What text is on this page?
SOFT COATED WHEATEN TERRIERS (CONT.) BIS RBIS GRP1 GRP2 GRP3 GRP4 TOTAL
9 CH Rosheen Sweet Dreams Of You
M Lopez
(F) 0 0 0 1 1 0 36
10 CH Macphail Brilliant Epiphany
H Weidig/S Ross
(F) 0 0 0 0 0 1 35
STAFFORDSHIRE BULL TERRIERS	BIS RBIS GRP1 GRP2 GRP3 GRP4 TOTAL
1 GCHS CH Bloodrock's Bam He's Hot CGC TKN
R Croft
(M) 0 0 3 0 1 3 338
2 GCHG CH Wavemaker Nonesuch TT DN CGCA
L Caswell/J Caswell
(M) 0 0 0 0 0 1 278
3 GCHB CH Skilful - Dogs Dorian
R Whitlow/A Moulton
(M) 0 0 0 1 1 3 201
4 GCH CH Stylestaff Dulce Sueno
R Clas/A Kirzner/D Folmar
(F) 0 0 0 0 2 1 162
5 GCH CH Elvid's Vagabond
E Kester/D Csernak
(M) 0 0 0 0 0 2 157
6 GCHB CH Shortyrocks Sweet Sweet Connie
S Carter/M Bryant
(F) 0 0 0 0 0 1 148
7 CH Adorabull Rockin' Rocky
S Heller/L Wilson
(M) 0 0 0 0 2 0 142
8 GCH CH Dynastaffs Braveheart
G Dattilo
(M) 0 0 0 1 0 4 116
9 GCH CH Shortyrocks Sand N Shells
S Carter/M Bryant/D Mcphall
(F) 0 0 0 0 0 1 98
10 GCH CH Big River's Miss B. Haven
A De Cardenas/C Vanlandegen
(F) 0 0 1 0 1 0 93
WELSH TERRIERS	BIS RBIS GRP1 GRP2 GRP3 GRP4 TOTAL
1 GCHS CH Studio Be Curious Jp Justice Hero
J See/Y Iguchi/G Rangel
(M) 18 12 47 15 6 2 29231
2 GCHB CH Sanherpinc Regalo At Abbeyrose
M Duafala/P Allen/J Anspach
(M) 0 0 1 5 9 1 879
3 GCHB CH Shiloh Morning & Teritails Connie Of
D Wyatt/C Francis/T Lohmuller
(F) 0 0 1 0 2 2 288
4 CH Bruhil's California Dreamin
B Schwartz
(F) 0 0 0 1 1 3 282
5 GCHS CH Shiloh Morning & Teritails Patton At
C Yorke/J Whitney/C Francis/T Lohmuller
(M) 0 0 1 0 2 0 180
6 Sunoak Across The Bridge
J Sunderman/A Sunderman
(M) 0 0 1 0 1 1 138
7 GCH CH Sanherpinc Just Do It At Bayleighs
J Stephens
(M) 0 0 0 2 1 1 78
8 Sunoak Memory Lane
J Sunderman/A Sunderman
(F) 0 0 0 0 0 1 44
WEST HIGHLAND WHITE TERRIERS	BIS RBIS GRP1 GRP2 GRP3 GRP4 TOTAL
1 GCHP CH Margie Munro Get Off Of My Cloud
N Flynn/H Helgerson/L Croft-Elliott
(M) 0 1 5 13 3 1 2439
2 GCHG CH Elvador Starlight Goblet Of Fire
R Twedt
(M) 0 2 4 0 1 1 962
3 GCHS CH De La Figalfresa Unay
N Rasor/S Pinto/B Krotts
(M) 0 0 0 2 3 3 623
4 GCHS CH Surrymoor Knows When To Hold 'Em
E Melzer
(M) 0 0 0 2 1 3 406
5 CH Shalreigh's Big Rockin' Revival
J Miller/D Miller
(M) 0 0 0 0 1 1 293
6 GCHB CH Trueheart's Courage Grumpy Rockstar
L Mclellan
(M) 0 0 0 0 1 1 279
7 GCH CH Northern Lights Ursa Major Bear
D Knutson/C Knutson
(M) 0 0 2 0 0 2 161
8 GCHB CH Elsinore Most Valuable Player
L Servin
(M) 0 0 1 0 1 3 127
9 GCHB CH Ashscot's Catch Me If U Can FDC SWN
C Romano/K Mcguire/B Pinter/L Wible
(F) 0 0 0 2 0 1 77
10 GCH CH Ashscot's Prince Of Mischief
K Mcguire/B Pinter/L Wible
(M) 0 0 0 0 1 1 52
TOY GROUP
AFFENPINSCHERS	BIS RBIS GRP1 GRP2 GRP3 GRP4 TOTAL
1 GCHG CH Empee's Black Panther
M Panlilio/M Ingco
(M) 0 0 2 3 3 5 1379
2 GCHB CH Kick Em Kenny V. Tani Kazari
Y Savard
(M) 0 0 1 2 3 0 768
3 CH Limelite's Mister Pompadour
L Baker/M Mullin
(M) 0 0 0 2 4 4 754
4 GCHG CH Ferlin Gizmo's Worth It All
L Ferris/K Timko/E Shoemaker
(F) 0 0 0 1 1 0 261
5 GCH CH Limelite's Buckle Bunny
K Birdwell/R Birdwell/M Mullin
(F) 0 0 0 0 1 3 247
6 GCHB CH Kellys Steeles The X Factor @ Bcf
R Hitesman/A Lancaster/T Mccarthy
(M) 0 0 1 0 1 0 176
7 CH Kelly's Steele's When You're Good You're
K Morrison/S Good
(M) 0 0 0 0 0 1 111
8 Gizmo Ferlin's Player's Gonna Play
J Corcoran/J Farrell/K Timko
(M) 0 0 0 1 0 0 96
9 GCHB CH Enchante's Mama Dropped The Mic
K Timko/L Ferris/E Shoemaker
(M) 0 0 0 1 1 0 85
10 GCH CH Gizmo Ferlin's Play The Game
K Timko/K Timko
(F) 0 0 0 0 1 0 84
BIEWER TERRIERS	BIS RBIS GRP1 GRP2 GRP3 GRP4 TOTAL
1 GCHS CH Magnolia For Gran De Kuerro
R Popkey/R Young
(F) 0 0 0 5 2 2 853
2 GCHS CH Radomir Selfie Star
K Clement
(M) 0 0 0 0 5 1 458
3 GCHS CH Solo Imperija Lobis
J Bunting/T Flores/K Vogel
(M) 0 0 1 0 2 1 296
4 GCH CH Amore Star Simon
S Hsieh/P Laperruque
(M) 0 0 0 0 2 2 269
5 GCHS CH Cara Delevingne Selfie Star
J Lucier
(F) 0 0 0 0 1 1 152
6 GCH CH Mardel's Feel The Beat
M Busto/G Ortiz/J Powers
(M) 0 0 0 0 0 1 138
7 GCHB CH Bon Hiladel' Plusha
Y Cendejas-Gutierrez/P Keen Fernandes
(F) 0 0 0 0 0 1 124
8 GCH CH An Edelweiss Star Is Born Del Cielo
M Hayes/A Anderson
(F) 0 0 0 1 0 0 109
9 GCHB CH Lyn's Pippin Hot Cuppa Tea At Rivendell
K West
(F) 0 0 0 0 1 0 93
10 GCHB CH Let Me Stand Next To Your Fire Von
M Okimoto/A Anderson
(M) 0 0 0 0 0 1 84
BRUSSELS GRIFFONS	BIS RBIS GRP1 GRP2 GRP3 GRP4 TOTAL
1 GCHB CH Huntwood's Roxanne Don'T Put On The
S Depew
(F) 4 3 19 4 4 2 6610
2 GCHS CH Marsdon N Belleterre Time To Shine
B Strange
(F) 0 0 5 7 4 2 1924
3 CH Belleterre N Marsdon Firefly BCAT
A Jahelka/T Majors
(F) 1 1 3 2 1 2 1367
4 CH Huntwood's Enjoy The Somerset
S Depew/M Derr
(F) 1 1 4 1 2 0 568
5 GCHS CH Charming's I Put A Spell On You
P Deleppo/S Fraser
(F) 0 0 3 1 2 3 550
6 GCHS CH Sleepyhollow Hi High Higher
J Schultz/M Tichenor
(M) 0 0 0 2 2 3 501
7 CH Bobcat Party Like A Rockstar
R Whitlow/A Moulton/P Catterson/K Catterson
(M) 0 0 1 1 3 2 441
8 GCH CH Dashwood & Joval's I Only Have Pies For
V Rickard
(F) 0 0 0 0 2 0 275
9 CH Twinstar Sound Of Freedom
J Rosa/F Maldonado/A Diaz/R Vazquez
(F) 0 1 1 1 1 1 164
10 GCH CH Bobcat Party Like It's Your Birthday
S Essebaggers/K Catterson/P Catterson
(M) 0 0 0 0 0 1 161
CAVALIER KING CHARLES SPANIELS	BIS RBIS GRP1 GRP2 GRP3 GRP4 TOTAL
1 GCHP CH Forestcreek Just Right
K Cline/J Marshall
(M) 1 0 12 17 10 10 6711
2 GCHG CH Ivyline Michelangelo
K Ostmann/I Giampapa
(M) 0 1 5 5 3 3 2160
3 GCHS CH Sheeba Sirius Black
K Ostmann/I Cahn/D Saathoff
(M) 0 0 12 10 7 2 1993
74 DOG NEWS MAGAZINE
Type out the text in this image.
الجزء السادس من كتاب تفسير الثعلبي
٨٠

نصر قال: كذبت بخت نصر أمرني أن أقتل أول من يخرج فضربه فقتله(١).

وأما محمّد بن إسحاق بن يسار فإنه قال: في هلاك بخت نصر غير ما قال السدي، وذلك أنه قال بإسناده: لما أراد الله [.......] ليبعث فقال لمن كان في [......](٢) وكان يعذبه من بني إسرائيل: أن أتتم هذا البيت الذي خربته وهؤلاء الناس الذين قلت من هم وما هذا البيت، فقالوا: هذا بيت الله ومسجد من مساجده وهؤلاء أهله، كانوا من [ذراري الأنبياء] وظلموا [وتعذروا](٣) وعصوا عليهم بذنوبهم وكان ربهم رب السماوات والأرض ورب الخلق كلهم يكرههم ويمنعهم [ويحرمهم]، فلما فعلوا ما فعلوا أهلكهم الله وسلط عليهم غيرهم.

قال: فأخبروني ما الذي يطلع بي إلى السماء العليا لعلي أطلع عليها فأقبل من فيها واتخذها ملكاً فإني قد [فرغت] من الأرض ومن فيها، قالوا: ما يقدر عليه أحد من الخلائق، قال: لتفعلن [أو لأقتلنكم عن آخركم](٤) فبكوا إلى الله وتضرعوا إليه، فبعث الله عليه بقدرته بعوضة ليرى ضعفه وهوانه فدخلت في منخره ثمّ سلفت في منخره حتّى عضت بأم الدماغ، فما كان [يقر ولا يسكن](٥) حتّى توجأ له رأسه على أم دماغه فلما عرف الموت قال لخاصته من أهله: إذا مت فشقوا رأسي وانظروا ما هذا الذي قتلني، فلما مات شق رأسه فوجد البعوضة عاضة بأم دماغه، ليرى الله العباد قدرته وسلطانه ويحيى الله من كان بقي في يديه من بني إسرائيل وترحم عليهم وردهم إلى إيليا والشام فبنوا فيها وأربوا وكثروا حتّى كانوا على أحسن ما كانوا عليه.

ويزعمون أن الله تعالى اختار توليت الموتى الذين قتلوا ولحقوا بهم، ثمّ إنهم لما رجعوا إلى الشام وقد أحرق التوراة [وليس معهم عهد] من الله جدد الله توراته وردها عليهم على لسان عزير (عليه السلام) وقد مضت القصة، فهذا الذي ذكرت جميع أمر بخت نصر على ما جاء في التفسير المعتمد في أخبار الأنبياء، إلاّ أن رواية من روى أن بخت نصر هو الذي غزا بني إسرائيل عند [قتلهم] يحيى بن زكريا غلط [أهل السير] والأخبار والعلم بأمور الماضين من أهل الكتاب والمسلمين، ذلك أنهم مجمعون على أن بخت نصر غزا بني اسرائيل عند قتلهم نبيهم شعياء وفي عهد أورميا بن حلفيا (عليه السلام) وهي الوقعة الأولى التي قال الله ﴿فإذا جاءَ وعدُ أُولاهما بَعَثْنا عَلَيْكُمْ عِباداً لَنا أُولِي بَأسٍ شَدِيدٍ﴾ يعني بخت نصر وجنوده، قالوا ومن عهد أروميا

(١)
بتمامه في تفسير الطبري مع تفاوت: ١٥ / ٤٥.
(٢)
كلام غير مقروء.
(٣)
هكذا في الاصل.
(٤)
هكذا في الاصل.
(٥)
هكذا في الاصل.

########

▶ Job
Give nothing but the count of lines in the listing above that hold the string "Belleterre".

▶ Exercise result
2